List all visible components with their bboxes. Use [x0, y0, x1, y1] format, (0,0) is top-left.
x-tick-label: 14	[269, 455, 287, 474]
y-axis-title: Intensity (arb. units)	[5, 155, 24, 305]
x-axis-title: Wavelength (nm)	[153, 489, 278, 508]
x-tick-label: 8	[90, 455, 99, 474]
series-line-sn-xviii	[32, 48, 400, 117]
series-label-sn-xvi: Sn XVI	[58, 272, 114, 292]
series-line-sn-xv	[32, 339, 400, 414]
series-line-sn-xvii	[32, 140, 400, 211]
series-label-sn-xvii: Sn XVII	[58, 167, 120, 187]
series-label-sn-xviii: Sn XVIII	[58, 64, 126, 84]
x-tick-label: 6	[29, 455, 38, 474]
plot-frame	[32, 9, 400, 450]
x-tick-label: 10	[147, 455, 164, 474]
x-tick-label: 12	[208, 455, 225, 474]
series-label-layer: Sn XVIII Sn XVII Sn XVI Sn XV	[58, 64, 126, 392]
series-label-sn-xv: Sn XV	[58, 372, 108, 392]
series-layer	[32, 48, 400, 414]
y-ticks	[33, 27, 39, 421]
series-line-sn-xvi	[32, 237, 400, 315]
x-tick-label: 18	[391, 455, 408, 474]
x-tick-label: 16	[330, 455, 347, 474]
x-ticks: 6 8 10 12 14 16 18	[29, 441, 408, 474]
****************
EXERCISE | Reproduce each of the rows above word for word.

COMPLETE ANSWER |
List all visible components with their bboxes. Use [x0, y0, x1, y1] format, (0,0) is top-left.
x-tick-label: 14	[269, 455, 287, 474]
y-axis-title: Intensity (arb. units)	[5, 155, 24, 305]
x-axis-title: Wavelength (nm)	[153, 489, 278, 508]
x-tick-label: 8	[90, 455, 99, 474]
series-line-sn-xviii	[32, 48, 400, 117]
series-label-sn-xvi: Sn XVI	[58, 272, 114, 292]
series-line-sn-xv	[32, 339, 400, 414]
series-line-sn-xvii	[32, 140, 400, 211]
series-label-sn-xvii: Sn XVII	[58, 167, 120, 187]
series-label-sn-xviii: Sn XVIII	[58, 64, 126, 84]
x-tick-label: 6	[29, 455, 38, 474]
plot-frame	[32, 9, 400, 450]
x-tick-label: 10	[147, 455, 164, 474]
x-tick-label: 12	[208, 455, 225, 474]
series-label-layer: Sn XVIII Sn XVII Sn XVI Sn XV	[58, 64, 126, 392]
series-label-sn-xv: Sn XV	[58, 372, 108, 392]
series-layer	[32, 48, 400, 414]
y-ticks	[33, 27, 39, 421]
series-line-sn-xvi	[32, 237, 400, 315]
x-tick-label: 18	[391, 455, 408, 474]
x-tick-label: 16	[330, 455, 347, 474]
x-ticks: 6 8 10 12 14 16 18	[29, 441, 408, 474]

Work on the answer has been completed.